━━━ Selected excerpt ━━━

Purpose of the Study:

  • To introduce MolGraph-xLSTM, a novel graph-based xLSTM model designed to improve molecular property prediction.
  • To enhance feature extraction and effectively model long-range interactions in molecules.
  • To provide a more effective computational tool for drug discovery.

Main Methods:

  • Processing molecular graphs at both atom-level and motif-level scales.
  • Utilizing a GNN-based xLSTM framework with jumping knowledge for local feature extraction and multilayer information aggregation.
  • Refining embeddings using a multi-head mixture of experts (MHMoE) for enhanced expressiveness.
  • Validating the model on 21 datasets from MoleculeNet and Therapeutics Data Commons (TDC) benchmarks.

Main Results:

  • MolGraph-xLSTM achieved significant improvements on MoleculeNet: 3.18% average AUROC increase for classification and 3.83% RMSE reduction for regression.

━━━

* [What to work on]
A – Reproduce the MolGraph-xLSTM summary word for word, everything from "Purpose of the" down to "for enhanced expressiveness.".
B – Carry on the MolGraph-xLSTM summary from the point at which it stops.
The material presented here was obtained from a separate source.

━━━ Data listing ━━━

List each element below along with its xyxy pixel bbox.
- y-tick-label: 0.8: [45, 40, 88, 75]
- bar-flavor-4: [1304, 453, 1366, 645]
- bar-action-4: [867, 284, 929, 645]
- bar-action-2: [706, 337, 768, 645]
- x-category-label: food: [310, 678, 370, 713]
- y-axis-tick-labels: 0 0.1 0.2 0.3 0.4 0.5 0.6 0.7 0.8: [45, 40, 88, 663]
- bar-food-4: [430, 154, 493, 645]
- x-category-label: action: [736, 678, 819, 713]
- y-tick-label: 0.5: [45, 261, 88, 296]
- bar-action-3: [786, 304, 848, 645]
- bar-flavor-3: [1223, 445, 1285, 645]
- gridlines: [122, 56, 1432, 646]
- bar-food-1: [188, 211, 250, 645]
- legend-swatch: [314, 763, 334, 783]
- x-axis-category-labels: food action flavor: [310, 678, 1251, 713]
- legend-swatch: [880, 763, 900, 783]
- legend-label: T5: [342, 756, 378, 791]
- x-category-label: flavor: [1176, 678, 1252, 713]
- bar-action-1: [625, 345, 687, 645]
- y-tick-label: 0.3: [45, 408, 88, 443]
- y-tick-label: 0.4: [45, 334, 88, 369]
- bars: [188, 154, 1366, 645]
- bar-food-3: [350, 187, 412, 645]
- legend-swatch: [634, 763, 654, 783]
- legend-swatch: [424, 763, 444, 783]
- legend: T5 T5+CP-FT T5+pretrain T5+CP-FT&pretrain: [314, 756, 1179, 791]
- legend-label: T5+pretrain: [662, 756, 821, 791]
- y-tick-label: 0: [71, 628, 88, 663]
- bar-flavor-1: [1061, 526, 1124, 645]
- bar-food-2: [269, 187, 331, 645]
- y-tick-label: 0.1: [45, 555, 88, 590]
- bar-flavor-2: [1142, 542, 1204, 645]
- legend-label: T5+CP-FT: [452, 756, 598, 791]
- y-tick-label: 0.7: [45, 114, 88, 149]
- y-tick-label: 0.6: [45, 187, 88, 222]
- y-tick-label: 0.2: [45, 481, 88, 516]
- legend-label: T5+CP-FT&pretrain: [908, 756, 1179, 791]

━━━

* [Expected responses]
A –
Purpose of the Study:

  • To introduce MolGraph-xLSTM, a novel graph-based xLSTM model designed to improve molecular property prediction.
  • To enhance feature extraction and effectively model long-range interactions in molecules.
  • To provide a more effective computational tool for drug discovery.

Main Methods:

  • Processing molecular graphs at both atom-level and motif-level scales.
  • Utilizing a GNN-based xLSTM framework with jumping knowledge for local feature extraction and multilayer information aggregation.
  • Refining embeddings using a multi-head mixture of experts (MHMoE) for enhanced expressiveness.

B –
  • On the TDC benchmark, the model showed a 2.56% AUROC improvement and a 3.71% RMSE reduction on average.
  • These results demonstrate superior performance compared to baseline methods in both classification and regression tasks.

Conclusions:

  • MolGraph-xLSTM effectively captures long-range molecular interactions, outperforming existing GNNs.
  • The dual-scale graph processing and MHMoE refinement contribute to enhanced molecular representation learning.
  • The model shows strong generalizability and effectiveness for computational drug discovery tasks.